(What you should do)
Exactly reproduce all the records, keeping pictures out of the copy.

(Stored rows)
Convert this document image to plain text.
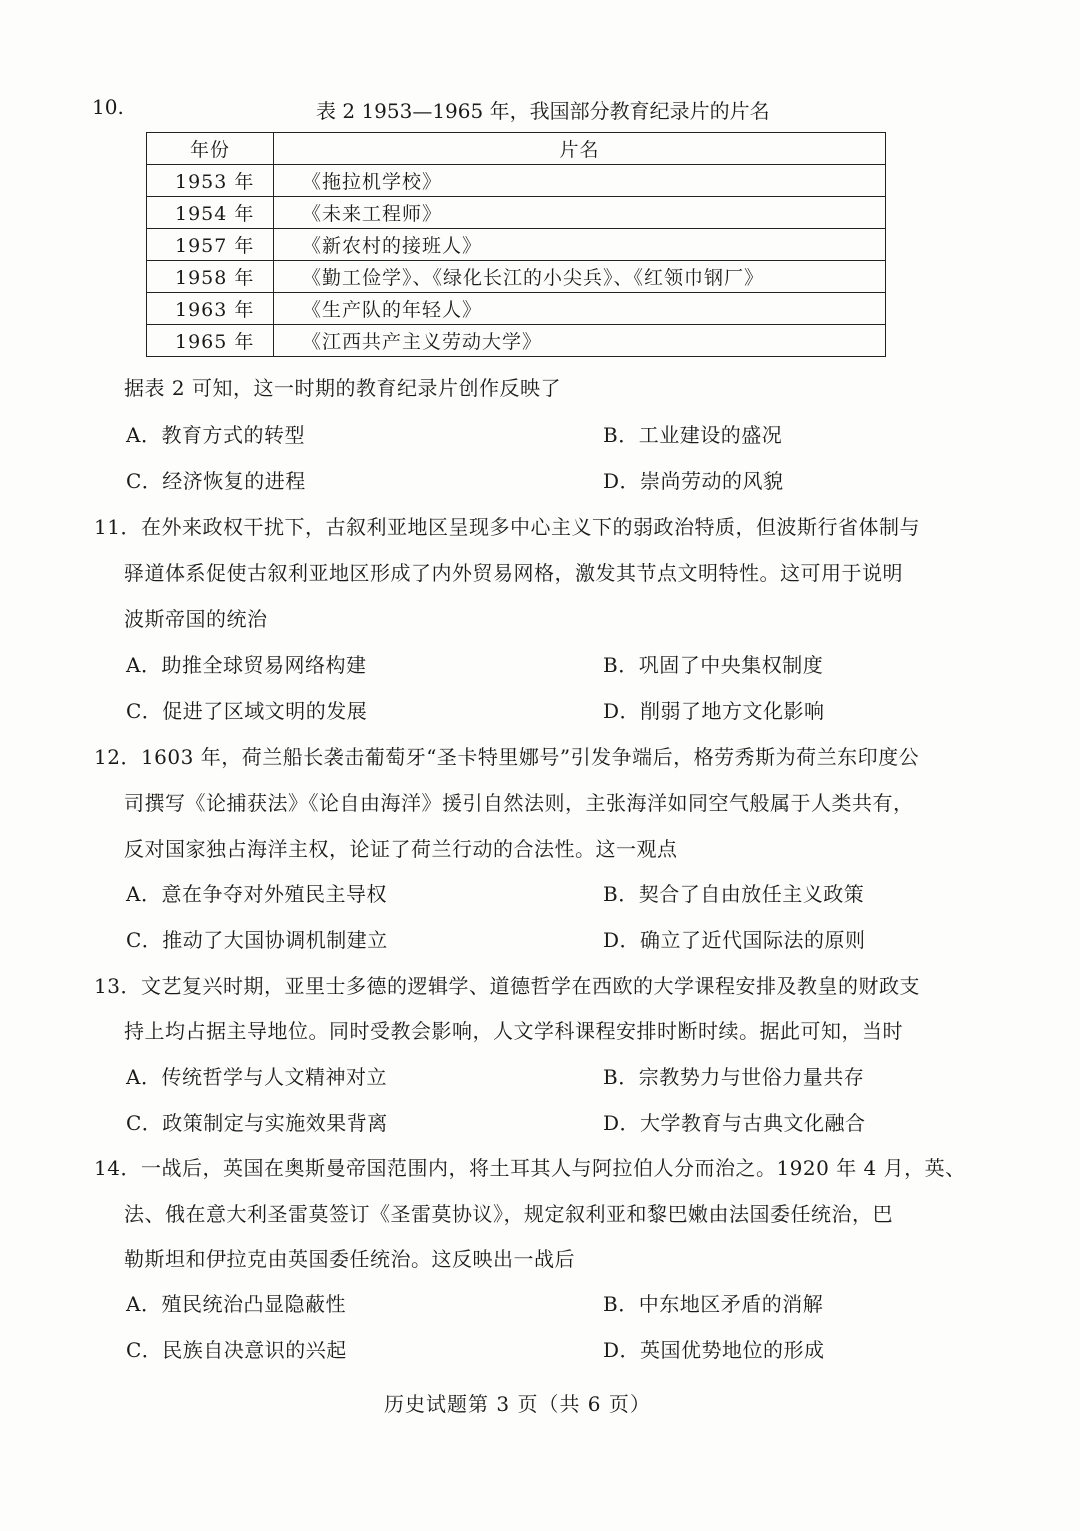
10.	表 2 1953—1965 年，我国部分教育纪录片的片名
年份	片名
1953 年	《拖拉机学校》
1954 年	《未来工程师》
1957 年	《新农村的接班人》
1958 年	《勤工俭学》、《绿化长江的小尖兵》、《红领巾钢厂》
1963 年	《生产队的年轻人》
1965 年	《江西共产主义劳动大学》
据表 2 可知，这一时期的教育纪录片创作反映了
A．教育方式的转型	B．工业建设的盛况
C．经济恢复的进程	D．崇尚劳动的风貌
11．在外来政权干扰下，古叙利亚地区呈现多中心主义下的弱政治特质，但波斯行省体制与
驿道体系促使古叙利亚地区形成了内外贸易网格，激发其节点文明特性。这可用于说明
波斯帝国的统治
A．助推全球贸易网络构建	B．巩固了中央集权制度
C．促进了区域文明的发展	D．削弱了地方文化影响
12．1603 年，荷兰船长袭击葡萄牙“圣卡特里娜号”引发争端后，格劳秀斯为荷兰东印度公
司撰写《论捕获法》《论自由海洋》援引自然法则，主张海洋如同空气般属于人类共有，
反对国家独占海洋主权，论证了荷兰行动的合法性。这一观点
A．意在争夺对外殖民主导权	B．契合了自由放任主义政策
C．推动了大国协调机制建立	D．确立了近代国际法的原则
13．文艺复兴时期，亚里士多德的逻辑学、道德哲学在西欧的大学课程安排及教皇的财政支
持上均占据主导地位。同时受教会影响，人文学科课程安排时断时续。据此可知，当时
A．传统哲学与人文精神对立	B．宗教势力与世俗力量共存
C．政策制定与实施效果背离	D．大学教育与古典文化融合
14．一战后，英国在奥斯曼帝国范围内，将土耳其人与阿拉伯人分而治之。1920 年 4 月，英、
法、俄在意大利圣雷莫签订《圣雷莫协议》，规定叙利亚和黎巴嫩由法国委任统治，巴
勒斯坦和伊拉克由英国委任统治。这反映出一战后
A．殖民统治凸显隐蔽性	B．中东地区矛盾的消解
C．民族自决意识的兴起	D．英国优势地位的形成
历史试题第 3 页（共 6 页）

(Finished answer)
Convert this document image to plain text.
10.	表 2 1953—1965 年，我国部分教育纪录片的片名
年份	片名
1953 年	《拖拉机学校》
1954 年	《未来工程师》
1957 年	《新农村的接班人》
1958 年	《勤工俭学》、《绿化长江的小尖兵》、《红领巾钢厂》
1963 年	《生产队的年轻人》
1965 年	《江西共产主义劳动大学》
据表 2 可知，这一时期的教育纪录片创作反映了
A．教育方式的转型	B．工业建设的盛况
C．经济恢复的进程	D．崇尚劳动的风貌
11．在外来政权干扰下，古叙利亚地区呈现多中心主义下的弱政治特质，但波斯行省体制与
驿道体系促使古叙利亚地区形成了内外贸易网格，激发其节点文明特性。这可用于说明
波斯帝国的统治
A．助推全球贸易网络构建	B．巩固了中央集权制度
C．促进了区域文明的发展	D．削弱了地方文化影响
12．1603 年，荷兰船长袭击葡萄牙“圣卡特里娜号”引发争端后，格劳秀斯为荷兰东印度公
司撰写《论捕获法》《论自由海洋》援引自然法则，主张海洋如同空气般属于人类共有，
反对国家独占海洋主权，论证了荷兰行动的合法性。这一观点
A．意在争夺对外殖民主导权	B．契合了自由放任主义政策
C．推动了大国协调机制建立	D．确立了近代国际法的原则
13．文艺复兴时期，亚里士多德的逻辑学、道德哲学在西欧的大学课程安排及教皇的财政支
持上均占据主导地位。同时受教会影响，人文学科课程安排时断时续。据此可知，当时
A．传统哲学与人文精神对立	B．宗教势力与世俗力量共存
C．政策制定与实施效果背离	D．大学教育与古典文化融合
14．一战后，英国在奥斯曼帝国范围内，将土耳其人与阿拉伯人分而治之。1920 年 4 月，英、
法、俄在意大利圣雷莫签订《圣雷莫协议》，规定叙利亚和黎巴嫩由法国委任统治，巴
勒斯坦和伊拉克由英国委任统治。这反映出一战后
A．殖民统治凸显隐蔽性	B．中东地区矛盾的消解
C．民族自决意识的兴起	D．英国优势地位的形成
历史试题第 3 页（共 6 页）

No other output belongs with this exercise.